# Java Spiel des Lebens



## ScorixEar (19. Apr 2016)

Hi Leute,
ich habe gerade einen alten Versuch des Spiel des Lebens von John Horton Conway (Wikipedia!) wiedergefunden und mich gefragt, wieso ich jenen nicht zu Ende programmiert habe.

Das Spiel des Lebens baut ja darauf, dass nach bestimmten Regeln Zellen (bei mir Graphics) Sterben oder geboren werden beziehungsweise Leben.

========

» **Gestellte Aufgabe 1**:
Nenne alle Vorgänge, die laut dem Forenbeitrag zum Spiel des Lebens oben nach bestimmten Regeln eintreten.

========

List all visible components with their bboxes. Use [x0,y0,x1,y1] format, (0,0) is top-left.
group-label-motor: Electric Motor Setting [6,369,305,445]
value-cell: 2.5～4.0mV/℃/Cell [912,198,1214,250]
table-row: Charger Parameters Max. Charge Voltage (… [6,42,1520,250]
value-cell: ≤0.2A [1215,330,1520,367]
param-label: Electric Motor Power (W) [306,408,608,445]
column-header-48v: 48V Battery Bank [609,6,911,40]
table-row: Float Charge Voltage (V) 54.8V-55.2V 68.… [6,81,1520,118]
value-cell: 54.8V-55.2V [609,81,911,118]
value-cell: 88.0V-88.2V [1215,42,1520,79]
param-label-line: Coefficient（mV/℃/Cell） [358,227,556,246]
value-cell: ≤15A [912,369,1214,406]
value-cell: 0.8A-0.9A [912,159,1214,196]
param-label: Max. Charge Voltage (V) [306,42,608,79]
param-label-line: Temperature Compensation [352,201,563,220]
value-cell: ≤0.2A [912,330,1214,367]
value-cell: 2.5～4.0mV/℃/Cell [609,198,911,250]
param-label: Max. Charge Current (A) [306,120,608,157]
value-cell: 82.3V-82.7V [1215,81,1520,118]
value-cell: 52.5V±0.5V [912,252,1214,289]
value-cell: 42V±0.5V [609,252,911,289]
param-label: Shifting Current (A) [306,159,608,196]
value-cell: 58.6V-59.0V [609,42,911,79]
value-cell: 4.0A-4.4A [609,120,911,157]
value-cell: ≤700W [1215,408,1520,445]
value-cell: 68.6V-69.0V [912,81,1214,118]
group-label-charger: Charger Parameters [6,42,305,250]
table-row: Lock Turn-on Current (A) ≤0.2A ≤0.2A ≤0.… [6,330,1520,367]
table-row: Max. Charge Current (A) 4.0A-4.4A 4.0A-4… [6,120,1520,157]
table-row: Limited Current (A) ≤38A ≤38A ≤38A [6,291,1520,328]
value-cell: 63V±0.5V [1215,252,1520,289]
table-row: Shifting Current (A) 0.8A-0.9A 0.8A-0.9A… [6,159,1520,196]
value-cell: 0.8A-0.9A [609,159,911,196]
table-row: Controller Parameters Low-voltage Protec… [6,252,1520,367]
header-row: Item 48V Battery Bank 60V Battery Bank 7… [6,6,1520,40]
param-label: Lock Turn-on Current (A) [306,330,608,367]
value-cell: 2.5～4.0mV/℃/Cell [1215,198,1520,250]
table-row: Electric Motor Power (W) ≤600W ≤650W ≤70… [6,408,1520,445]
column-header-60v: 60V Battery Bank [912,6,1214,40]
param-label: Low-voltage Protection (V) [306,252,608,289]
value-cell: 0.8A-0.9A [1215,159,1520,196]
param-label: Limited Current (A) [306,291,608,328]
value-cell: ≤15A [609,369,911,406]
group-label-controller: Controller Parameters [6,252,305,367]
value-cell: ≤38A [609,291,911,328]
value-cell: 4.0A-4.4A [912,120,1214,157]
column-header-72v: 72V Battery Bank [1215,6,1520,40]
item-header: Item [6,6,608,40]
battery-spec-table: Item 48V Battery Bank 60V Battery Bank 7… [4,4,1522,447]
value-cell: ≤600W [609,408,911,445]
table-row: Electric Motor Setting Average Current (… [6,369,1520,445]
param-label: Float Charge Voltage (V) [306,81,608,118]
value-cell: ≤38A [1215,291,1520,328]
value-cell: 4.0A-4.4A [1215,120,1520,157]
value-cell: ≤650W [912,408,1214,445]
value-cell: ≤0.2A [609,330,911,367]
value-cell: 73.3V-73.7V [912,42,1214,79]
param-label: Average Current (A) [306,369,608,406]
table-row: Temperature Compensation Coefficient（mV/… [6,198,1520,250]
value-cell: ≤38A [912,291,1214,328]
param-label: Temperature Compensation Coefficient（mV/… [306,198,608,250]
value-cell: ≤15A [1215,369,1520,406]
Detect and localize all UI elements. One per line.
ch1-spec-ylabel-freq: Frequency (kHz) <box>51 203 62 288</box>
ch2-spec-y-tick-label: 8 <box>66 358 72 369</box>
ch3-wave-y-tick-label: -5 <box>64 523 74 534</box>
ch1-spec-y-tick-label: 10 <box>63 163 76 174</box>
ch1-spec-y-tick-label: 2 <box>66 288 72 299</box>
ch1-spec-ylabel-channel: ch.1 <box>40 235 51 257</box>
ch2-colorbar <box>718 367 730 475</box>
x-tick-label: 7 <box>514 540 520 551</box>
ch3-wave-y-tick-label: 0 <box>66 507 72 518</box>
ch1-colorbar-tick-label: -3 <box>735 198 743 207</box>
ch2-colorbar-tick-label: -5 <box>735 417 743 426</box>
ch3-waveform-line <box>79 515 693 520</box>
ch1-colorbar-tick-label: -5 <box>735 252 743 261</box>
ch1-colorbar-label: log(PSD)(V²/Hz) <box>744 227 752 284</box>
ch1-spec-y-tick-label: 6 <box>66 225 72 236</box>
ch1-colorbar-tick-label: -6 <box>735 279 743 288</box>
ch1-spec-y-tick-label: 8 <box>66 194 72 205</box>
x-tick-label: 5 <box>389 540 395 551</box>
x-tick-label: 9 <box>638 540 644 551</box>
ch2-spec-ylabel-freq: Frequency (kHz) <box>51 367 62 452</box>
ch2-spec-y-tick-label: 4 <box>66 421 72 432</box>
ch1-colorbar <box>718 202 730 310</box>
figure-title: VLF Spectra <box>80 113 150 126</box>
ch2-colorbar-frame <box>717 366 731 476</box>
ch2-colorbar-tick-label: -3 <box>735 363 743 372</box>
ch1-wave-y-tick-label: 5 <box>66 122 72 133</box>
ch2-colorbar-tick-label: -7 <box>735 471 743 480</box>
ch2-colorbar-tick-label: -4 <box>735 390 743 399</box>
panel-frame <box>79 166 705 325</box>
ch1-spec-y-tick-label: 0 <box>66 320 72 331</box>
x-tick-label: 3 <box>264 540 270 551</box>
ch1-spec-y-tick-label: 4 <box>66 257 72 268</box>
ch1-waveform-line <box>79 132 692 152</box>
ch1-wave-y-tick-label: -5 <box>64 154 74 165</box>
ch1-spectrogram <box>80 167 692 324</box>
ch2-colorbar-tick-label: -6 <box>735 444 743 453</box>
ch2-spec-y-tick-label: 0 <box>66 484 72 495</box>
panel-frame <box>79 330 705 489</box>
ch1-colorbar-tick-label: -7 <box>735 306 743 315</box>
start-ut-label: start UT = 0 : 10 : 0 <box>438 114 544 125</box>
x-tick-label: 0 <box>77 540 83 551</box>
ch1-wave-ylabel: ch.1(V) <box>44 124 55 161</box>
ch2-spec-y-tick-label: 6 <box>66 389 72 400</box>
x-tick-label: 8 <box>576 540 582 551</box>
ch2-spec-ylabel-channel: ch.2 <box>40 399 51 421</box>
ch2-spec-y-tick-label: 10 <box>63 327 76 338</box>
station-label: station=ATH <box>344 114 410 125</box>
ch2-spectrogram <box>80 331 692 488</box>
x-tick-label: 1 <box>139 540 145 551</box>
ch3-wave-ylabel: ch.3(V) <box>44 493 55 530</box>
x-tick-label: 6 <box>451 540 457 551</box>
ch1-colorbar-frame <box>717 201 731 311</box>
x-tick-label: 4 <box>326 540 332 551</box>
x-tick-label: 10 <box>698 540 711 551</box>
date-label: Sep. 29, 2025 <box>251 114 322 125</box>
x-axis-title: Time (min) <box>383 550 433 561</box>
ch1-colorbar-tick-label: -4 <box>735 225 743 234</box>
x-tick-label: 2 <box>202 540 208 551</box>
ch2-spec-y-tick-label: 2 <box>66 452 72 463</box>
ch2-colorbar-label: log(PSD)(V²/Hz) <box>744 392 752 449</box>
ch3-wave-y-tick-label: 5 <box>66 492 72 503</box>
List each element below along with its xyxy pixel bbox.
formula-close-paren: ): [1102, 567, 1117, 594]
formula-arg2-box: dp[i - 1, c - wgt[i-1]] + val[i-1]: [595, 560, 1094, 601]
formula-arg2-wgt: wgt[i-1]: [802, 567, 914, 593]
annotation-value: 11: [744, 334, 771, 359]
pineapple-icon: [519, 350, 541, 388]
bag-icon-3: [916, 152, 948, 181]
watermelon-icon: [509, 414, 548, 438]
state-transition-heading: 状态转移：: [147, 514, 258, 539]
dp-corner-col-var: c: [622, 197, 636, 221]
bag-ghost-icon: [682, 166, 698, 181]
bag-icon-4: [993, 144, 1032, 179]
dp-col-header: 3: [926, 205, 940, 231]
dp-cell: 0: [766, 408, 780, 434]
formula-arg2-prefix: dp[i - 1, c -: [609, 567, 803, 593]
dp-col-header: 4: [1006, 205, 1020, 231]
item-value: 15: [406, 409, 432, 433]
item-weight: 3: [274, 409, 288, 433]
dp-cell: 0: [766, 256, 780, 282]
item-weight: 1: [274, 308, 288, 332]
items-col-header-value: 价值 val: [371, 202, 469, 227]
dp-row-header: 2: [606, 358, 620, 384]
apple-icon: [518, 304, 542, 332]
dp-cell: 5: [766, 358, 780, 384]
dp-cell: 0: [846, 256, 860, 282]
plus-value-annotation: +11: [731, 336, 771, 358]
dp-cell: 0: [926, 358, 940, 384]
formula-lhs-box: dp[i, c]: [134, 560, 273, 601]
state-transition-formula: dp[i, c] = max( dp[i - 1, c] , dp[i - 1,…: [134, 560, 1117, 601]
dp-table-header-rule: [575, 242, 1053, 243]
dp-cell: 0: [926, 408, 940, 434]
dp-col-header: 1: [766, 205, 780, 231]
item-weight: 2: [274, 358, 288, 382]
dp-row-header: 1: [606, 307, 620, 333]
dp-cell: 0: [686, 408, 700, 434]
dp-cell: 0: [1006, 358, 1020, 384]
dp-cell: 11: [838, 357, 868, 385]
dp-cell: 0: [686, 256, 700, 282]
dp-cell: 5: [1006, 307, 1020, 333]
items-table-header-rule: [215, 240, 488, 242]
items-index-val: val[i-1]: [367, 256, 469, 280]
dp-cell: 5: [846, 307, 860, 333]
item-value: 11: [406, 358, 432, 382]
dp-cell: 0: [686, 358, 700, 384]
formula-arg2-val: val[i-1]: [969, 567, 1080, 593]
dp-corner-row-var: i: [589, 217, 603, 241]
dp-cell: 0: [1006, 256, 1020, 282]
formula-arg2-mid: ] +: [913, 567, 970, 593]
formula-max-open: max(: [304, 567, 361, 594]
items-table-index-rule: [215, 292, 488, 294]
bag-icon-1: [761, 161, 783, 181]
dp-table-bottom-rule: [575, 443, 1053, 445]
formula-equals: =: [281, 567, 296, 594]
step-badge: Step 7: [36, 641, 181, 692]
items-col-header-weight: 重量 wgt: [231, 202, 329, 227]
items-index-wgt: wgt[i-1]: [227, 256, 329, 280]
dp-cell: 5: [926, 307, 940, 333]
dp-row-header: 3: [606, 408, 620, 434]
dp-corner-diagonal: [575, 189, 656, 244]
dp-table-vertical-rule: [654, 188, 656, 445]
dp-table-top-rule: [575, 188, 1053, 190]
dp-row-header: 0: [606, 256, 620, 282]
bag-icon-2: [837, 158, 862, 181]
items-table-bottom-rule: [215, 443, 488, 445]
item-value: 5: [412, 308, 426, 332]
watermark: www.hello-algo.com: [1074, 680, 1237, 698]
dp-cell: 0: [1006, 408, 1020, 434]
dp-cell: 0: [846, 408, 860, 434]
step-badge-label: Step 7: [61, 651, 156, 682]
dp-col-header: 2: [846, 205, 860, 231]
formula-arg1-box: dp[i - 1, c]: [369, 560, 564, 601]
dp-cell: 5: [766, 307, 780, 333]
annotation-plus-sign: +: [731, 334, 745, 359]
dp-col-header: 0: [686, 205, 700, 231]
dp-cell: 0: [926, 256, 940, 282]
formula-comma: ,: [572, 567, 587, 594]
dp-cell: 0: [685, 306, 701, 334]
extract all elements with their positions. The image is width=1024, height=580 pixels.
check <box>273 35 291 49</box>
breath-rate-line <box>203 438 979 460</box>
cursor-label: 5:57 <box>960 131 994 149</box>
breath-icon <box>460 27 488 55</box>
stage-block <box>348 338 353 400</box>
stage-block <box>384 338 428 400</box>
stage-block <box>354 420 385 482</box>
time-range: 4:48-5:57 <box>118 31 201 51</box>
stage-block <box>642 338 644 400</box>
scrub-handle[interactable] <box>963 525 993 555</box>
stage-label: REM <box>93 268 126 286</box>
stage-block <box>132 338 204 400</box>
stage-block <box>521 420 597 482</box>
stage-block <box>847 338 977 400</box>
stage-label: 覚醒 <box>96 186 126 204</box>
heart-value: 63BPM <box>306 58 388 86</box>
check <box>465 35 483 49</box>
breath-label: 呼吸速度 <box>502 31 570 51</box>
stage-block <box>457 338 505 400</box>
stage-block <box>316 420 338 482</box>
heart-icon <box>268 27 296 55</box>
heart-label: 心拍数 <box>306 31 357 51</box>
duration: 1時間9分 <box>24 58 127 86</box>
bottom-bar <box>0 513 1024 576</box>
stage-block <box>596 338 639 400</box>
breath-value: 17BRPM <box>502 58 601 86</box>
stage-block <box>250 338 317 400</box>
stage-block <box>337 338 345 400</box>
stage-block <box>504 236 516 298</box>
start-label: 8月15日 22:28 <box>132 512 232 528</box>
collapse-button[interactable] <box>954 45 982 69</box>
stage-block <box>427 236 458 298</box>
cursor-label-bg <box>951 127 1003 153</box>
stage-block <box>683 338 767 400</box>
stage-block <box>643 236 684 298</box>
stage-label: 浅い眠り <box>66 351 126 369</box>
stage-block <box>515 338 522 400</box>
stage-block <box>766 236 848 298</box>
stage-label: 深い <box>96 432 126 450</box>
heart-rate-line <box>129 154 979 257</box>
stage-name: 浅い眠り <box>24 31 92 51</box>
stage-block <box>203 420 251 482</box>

========

» **Gestellte Aufgabe 2**:
Schreibe die Datensätze vom Anfang bis einschließlich der Zeile mit „value-cell: ≤0.2A [1215,330,1520,367]“ wortgetreu ab.

» **Fertige Antwort 1**:
Sterben, geboren werden, Leben

» **Fertige Antwort 2**:
List all visible components with their bboxes. Use [x0,y0,x1,y1] format, (0,0) is top-left.
group-label-motor: Electric Motor Setting [6,369,305,445]
value-cell: 2.5～4.0mV/℃/Cell [912,198,1214,250]
table-row: Charger Parameters Max. Charge Voltage (… [6,42,1520,250]
value-cell: ≤0.2A [1215,330,1520,367]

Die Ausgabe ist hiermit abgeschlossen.